**GOAL OF THE EXERCISE**. Set down each record exactly as written.

**Data items**.

========================

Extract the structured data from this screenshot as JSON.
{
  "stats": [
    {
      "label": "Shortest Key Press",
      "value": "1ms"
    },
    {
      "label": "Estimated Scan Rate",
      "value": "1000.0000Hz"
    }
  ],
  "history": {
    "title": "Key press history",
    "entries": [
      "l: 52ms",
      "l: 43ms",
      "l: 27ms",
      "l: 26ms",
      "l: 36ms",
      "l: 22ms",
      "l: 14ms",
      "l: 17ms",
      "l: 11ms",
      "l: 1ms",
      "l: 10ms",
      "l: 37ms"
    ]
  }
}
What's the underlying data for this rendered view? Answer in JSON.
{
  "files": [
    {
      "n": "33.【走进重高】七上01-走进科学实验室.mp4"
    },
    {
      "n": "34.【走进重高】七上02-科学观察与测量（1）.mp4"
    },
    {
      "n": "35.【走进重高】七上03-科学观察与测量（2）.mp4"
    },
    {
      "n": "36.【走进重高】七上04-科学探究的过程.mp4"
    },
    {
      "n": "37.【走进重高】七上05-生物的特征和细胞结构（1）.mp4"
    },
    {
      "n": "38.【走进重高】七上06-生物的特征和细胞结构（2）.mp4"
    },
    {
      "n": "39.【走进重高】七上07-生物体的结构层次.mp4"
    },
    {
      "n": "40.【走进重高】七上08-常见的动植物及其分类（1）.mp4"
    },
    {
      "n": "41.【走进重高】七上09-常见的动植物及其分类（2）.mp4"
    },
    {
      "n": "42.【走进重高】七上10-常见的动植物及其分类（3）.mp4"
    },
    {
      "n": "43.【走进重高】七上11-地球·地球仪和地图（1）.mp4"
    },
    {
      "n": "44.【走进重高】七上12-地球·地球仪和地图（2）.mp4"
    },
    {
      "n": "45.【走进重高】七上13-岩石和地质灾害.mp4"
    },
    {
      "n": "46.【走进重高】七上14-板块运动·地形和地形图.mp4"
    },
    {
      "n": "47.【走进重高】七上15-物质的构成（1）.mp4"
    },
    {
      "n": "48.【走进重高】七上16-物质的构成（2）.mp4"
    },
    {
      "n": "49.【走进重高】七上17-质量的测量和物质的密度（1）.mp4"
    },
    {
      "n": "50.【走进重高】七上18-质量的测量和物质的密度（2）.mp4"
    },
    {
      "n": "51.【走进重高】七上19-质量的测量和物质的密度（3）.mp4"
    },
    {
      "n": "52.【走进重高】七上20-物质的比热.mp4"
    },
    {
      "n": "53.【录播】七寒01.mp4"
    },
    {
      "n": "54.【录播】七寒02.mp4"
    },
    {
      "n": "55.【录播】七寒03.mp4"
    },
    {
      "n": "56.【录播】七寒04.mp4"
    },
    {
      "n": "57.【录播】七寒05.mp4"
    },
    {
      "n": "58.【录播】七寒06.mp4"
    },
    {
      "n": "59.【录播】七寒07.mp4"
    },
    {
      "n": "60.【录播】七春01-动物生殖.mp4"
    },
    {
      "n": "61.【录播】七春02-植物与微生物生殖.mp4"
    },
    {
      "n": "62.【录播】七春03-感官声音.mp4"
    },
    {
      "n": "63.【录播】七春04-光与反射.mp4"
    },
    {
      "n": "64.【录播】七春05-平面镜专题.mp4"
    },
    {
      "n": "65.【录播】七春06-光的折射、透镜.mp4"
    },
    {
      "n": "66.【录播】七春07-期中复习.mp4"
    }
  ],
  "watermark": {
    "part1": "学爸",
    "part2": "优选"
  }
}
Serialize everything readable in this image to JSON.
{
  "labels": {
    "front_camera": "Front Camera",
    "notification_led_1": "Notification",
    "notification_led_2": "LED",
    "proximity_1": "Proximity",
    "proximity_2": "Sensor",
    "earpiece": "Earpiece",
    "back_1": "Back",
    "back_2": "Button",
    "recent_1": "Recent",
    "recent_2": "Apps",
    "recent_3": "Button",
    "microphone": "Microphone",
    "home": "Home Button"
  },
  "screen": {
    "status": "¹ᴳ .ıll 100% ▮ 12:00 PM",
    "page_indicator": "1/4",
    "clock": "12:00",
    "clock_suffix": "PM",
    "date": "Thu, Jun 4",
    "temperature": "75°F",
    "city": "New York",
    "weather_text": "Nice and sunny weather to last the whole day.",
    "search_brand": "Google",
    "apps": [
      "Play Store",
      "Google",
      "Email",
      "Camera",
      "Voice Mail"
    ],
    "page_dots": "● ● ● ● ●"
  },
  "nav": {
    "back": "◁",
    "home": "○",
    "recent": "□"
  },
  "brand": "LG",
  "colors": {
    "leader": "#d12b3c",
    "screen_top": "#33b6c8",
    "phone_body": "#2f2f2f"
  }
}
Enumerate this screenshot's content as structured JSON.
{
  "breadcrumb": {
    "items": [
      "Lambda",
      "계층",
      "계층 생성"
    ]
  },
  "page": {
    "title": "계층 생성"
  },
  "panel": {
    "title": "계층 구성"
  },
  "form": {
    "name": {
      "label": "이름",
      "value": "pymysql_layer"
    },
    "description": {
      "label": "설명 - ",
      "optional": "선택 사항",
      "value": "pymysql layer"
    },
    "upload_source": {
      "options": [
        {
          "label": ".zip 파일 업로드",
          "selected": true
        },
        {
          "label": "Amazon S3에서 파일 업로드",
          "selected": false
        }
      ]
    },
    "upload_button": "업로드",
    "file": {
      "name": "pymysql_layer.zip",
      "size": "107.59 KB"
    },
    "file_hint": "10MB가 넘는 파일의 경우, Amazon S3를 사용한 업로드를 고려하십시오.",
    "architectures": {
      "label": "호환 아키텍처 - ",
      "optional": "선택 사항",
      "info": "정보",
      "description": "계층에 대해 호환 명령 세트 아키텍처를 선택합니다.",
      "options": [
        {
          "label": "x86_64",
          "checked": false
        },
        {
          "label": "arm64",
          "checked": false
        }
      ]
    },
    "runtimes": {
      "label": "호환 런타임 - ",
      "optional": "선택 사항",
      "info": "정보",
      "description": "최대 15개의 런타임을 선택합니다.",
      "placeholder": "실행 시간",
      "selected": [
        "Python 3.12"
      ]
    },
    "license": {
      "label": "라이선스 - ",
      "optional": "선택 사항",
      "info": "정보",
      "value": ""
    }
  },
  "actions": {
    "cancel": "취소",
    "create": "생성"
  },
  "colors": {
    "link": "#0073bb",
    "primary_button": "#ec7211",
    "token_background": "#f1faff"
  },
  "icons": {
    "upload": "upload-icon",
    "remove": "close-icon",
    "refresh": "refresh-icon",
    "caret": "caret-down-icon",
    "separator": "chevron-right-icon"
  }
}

========================

**OUTPUT BELOW**.
Extract the structured data from this screenshot as JSON.
{
  "stats": [
    {
      "label": "Shortest Key Press",
      "value": "1ms"
    },
    {
      "label": "Estimated Scan Rate",
      "value": "1000.0000Hz"
    }
  ],
  "history": {
    "title": "Key press history",
    "entries": [
      "l: 52ms",
      "l: 43ms",
      "l: 27ms",
      "l: 26ms",
      "l: 36ms",
      "l: 22ms",
      "l: 14ms",
      "l: 17ms",
      "l: 11ms",
      "l: 1ms",
      "l: 10ms",
      "l: 37ms"
    ]
  }
}
What's the underlying data for this rendered view? Answer in JSON.
{
  "files": [
    {
      "n": "33.【走进重高】七上01-走进科学实验室.mp4"
    },
    {
      "n": "34.【走进重高】七上02-科学观察与测量（1）.mp4"
    },
    {
      "n": "35.【走进重高】七上03-科学观察与测量（2）.mp4"
    },
    {
      "n": "36.【走进重高】七上04-科学探究的过程.mp4"
    },
    {
      "n": "37.【走进重高】七上05-生物的特征和细胞结构（1）.mp4"
    },
    {
      "n": "38.【走进重高】七上06-生物的特征和细胞结构（2）.mp4"
    },
    {
      "n": "39.【走进重高】七上07-生物体的结构层次.mp4"
    },
    {
      "n": "40.【走进重高】七上08-常见的动植物及其分类（1）.mp4"
    },
    {
      "n": "41.【走进重高】七上09-常见的动植物及其分类（2）.mp4"
    },
    {
      "n": "42.【走进重高】七上10-常见的动植物及其分类（3）.mp4"
    },
    {
      "n": "43.【走进重高】七上11-地球·地球仪和地图（1）.mp4"
    },
    {
      "n": "44.【走进重高】七上12-地球·地球仪和地图（2）.mp4"
    },
    {
      "n": "45.【走进重高】七上13-岩石和地质灾害.mp4"
    },
    {
      "n": "46.【走进重高】七上14-板块运动·地形和地形图.mp4"
    },
    {
      "n": "47.【走进重高】七上15-物质的构成（1）.mp4"
    },
    {
      "n": "48.【走进重高】七上16-物质的构成（2）.mp4"
    },
    {
      "n": "49.【走进重高】七上17-质量的测量和物质的密度（1）.mp4"
    },
    {
      "n": "50.【走进重高】七上18-质量的测量和物质的密度（2）.mp4"
    },
    {
      "n": "51.【走进重高】七上19-质量的测量和物质的密度（3）.mp4"
    },
    {
      "n": "52.【走进重高】七上20-物质的比热.mp4"
    },
    {
      "n": "53.【录播】七寒01.mp4"
    },
    {
      "n": "54.【录播】七寒02.mp4"
    },
    {
      "n": "55.【录播】七寒03.mp4"
    },
    {
      "n": "56.【录播】七寒04.mp4"
    },
    {
      "n": "57.【录播】七寒05.mp4"
    },
    {
      "n": "58.【录播】七寒06.mp4"
    },
    {
      "n": "59.【录播】七寒07.mp4"
    },
    {
      "n": "60.【录播】七春01-动物生殖.mp4"
    },
    {
      "n": "61.【录播】七春02-植物与微生物生殖.mp4"
    },
    {
      "n": "62.【录播】七春03-感官声音.mp4"
    },
    {
      "n": "63.【录播】七春04-光与反射.mp4"
    },
    {
      "n": "64.【录播】七春05-平面镜专题.mp4"
    },
    {
      "n": "65.【录播】七春06-光的折射、透镜.mp4"
    },
    {
      "n": "66.【录播】七春07-期中复习.mp4"
    }
  ],
  "watermark": {
    "part1": "学爸",
    "part2": "优选"
  }
}
Serialize everything readable in this image to JSON.
{
  "labels": {
    "front_camera": "Front Camera",
    "notification_led_1": "Notification",
    "notification_led_2": "LED",
    "proximity_1": "Proximity",
    "proximity_2": "Sensor",
    "earpiece": "Earpiece",
    "back_1": "Back",
    "back_2": "Button",
    "recent_1": "Recent",
    "recent_2": "Apps",
    "recent_3": "Button",
    "microphone": "Microphone",
    "home": "Home Button"
  },
  "screen": {
    "status": "¹ᴳ .ıll 100% ▮ 12:00 PM",
    "page_indicator": "1/4",
    "clock": "12:00",
    "clock_suffix": "PM",
    "date": "Thu, Jun 4",
    "temperature": "75°F",
    "city": "New York",
    "weather_text": "Nice and sunny weather to last the whole day.",
    "search_brand": "Google",
    "apps": [
      "Play Store",
      "Google",
      "Email",
      "Camera",
      "Voice Mail"
    ],
    "page_dots": "● ● ● ● ●"
  },
  "nav": {
    "back": "◁",
    "home": "○",
    "recent": "□"
  },
  "brand": "LG",
  "colors": {
    "leader": "#d12b3c",
    "screen_top": "#33b6c8",
    "phone_body": "#2f2f2f"
  }
}
Enumerate this screenshot's content as structured JSON.
{
  "breadcrumb": {
    "items": [
      "Lambda",
      "계층",
      "계층 생성"
    ]
  },
  "page": {
    "title": "계층 생성"
  },
  "panel": {
    "title": "계층 구성"
  },
  "form": {
    "name": {
      "label": "이름",
      "value": "pymysql_layer"
    },
    "description": {
      "label": "설명 - ",
      "optional": "선택 사항",
      "value": "pymysql layer"
    },
    "upload_source": {
      "options": [
        {
          "label": ".zip 파일 업로드",
          "selected": true
        },
        {
          "label": "Amazon S3에서 파일 업로드",
          "selected": false
        }
      ]
    },
    "upload_button": "업로드",
    "file": {
      "name": "pymysql_layer.zip",
      "size": "107.59 KB"
    },
    "file_hint": "10MB가 넘는 파일의 경우, Amazon S3를 사용한 업로드를 고려하십시오.",
    "architectures": {
      "label": "호환 아키텍처 - ",
      "optional": "선택 사항",
      "info": "정보",
      "description": "계층에 대해 호환 명령 세트 아키텍처를 선택합니다.",
      "options": [
        {
          "label": "x86_64",
          "checked": false
        },
        {
          "label": "arm64",
          "checked": false
        }
      ]
    },
    "runtimes": {
      "label": "호환 런타임 - ",
      "optional": "선택 사항",
      "info": "정보",
      "description": "최대 15개의 런타임을 선택합니다.",
      "placeholder": "실행 시간",
      "selected": [
        "Python 3.12"
      ]
    },
    "license": {
      "label": "라이선스 - ",
      "optional": "선택 사항",
      "info": "정보",
      "value": ""
    }
  },
  "actions": {
    "cancel": "취소",
    "create": "생성"
  },
  "colors": {
    "link": "#0073bb",
    "primary_button": "#ec7211",
    "token_background": "#f1faff"
  },
  "icons": {
    "upload": "upload-icon",
    "remove": "close-icon",
    "refresh": "refresh-icon",
    "caret": "caret-down-icon",
    "separator": "chevron-right-icon"
  }
}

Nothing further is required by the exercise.